>> Start Data supplied

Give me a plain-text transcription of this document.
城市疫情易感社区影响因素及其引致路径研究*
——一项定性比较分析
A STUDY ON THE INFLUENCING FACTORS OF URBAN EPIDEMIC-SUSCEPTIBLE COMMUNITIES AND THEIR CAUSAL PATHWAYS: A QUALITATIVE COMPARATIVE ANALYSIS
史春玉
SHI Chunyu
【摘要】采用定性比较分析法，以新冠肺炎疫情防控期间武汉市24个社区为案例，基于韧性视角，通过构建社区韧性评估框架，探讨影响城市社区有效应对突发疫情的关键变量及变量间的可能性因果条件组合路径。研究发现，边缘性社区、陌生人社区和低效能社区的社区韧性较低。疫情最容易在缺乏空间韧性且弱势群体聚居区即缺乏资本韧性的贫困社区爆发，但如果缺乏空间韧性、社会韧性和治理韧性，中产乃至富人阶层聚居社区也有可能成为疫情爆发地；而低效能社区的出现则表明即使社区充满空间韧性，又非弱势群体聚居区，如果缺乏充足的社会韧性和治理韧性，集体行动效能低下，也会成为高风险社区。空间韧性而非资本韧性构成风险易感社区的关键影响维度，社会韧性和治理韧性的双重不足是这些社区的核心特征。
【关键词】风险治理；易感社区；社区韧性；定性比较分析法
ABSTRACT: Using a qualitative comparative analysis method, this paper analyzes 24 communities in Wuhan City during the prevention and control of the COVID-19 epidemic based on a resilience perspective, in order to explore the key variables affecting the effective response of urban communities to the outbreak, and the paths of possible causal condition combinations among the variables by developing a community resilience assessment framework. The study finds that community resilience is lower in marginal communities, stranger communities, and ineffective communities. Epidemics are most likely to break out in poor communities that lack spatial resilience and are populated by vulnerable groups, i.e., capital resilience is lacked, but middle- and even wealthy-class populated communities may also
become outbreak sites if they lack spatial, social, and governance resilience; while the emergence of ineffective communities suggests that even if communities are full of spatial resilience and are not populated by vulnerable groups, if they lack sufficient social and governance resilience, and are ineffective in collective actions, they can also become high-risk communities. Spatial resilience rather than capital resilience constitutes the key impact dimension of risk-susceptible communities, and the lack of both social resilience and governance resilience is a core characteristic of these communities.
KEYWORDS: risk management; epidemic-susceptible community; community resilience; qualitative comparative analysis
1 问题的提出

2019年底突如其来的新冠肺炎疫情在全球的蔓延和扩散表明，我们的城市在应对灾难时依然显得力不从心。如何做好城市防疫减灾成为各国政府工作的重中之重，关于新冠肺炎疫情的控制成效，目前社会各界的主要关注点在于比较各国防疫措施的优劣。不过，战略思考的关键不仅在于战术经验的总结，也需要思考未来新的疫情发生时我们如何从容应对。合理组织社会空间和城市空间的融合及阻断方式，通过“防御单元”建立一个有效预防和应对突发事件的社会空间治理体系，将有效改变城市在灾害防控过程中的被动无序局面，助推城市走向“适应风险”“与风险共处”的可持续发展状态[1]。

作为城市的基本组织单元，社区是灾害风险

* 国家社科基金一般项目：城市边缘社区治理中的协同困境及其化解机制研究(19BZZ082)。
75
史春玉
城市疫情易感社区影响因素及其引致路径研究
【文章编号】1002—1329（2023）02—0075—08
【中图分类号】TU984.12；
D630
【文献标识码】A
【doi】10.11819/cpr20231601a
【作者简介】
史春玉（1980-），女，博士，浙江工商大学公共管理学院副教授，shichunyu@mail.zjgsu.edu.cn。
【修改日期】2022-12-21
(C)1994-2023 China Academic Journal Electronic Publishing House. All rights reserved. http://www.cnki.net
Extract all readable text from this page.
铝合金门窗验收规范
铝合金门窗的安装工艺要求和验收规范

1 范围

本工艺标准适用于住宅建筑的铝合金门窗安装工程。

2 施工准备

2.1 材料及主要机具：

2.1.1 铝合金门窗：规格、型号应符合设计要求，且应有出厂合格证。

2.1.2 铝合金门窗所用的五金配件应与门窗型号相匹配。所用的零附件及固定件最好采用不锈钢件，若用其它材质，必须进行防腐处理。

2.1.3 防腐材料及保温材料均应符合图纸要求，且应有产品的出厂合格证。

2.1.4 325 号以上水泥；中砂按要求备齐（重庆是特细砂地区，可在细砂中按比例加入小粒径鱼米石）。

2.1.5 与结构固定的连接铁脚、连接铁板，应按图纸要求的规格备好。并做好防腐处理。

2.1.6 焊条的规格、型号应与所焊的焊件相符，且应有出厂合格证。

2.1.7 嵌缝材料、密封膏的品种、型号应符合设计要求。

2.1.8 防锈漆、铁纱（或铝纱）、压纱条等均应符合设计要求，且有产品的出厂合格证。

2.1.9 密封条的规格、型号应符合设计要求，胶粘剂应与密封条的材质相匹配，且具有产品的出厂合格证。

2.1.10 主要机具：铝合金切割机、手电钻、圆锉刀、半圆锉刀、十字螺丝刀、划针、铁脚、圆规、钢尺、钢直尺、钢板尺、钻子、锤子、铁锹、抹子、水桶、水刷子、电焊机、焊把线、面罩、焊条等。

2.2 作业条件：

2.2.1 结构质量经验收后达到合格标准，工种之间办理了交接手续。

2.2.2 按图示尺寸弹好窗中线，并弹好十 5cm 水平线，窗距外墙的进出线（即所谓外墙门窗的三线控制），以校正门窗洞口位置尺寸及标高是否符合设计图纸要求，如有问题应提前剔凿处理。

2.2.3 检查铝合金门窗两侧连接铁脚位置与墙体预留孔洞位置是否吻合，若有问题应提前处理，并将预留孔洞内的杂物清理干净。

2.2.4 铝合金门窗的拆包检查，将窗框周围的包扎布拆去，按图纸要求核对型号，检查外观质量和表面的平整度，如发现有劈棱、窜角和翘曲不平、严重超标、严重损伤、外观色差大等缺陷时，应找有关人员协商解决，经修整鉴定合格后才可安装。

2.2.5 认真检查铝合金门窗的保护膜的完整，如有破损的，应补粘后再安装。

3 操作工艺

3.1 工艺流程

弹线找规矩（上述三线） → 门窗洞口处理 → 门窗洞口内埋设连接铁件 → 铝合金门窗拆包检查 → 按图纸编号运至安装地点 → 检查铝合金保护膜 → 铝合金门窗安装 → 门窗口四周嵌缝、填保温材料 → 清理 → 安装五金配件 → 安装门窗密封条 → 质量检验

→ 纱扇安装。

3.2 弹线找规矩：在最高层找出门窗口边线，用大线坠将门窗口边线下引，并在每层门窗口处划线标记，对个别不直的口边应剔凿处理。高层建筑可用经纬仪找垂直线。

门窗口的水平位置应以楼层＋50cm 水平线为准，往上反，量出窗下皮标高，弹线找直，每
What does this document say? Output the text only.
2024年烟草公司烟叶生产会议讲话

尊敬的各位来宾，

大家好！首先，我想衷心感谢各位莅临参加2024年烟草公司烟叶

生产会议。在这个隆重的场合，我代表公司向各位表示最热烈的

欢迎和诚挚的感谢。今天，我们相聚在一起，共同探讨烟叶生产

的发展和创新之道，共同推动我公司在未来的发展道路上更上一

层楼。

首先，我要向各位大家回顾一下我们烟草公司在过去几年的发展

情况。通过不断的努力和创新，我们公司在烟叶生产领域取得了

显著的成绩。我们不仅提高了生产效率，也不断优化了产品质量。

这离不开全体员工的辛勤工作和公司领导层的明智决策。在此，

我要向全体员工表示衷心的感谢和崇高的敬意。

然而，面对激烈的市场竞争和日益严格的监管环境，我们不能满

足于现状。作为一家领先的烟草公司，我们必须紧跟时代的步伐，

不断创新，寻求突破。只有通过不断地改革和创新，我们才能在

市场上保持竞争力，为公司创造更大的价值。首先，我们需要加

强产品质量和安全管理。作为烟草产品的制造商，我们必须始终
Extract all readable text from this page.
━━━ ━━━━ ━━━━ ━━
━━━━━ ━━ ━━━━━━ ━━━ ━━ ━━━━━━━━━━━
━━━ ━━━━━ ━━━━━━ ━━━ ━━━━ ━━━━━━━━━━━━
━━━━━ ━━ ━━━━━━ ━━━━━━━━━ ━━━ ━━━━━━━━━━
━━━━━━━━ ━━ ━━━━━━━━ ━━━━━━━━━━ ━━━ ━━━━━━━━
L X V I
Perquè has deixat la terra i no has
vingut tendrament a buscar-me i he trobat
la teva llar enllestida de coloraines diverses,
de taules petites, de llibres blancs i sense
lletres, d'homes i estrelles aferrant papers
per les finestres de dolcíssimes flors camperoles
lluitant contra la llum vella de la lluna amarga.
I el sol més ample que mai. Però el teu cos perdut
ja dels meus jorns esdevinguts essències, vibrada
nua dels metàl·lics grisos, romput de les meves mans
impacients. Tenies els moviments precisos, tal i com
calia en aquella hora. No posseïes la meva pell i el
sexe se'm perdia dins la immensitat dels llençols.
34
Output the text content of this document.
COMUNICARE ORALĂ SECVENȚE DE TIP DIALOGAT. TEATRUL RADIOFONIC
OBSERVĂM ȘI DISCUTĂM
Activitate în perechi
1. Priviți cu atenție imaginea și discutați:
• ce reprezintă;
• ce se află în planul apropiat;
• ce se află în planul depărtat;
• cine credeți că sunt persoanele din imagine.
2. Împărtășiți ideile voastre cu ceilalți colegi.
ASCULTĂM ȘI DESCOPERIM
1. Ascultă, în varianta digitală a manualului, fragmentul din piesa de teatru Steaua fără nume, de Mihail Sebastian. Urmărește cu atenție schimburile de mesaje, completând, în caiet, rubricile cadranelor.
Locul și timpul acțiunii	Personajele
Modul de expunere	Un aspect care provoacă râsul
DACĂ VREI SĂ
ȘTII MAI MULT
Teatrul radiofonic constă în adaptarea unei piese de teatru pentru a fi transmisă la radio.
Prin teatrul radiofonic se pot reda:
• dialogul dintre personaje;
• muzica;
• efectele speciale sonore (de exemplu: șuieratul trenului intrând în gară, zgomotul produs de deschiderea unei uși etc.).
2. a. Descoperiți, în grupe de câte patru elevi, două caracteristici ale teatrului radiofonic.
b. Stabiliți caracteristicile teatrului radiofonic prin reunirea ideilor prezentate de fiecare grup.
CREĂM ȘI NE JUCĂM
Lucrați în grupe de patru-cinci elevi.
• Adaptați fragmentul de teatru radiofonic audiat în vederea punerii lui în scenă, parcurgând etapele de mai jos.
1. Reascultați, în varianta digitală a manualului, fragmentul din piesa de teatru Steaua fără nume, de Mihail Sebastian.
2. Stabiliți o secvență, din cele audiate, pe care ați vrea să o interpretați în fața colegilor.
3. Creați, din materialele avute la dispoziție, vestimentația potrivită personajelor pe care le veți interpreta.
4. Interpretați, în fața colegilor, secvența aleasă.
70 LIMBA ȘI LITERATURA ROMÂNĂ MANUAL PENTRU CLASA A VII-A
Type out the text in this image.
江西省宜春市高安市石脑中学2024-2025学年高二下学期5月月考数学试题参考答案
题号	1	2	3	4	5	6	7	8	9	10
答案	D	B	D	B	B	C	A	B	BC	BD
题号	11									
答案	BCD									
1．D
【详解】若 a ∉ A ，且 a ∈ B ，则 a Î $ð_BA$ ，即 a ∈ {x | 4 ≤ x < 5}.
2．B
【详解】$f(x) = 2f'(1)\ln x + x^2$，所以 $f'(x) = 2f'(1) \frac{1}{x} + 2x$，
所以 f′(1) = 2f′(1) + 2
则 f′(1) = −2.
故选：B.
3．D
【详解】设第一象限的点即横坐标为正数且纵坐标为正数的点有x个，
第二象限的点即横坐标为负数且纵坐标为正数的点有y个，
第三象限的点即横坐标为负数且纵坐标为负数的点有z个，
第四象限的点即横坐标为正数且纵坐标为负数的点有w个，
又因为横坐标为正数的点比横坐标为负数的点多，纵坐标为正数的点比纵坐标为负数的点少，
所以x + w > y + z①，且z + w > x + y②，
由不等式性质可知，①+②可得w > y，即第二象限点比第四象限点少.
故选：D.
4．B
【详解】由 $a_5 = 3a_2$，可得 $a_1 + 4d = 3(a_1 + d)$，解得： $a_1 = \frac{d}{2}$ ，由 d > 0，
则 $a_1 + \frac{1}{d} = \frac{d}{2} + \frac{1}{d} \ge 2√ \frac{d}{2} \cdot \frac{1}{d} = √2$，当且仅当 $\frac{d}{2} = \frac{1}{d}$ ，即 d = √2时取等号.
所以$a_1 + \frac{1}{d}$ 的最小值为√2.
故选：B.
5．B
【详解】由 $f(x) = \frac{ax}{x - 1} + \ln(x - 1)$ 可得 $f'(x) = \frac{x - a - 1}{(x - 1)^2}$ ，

>> End Data supplied

## Problem description
Looking at the entries above, state how many lines contain "unei"; give the number alone.

## Written reply
2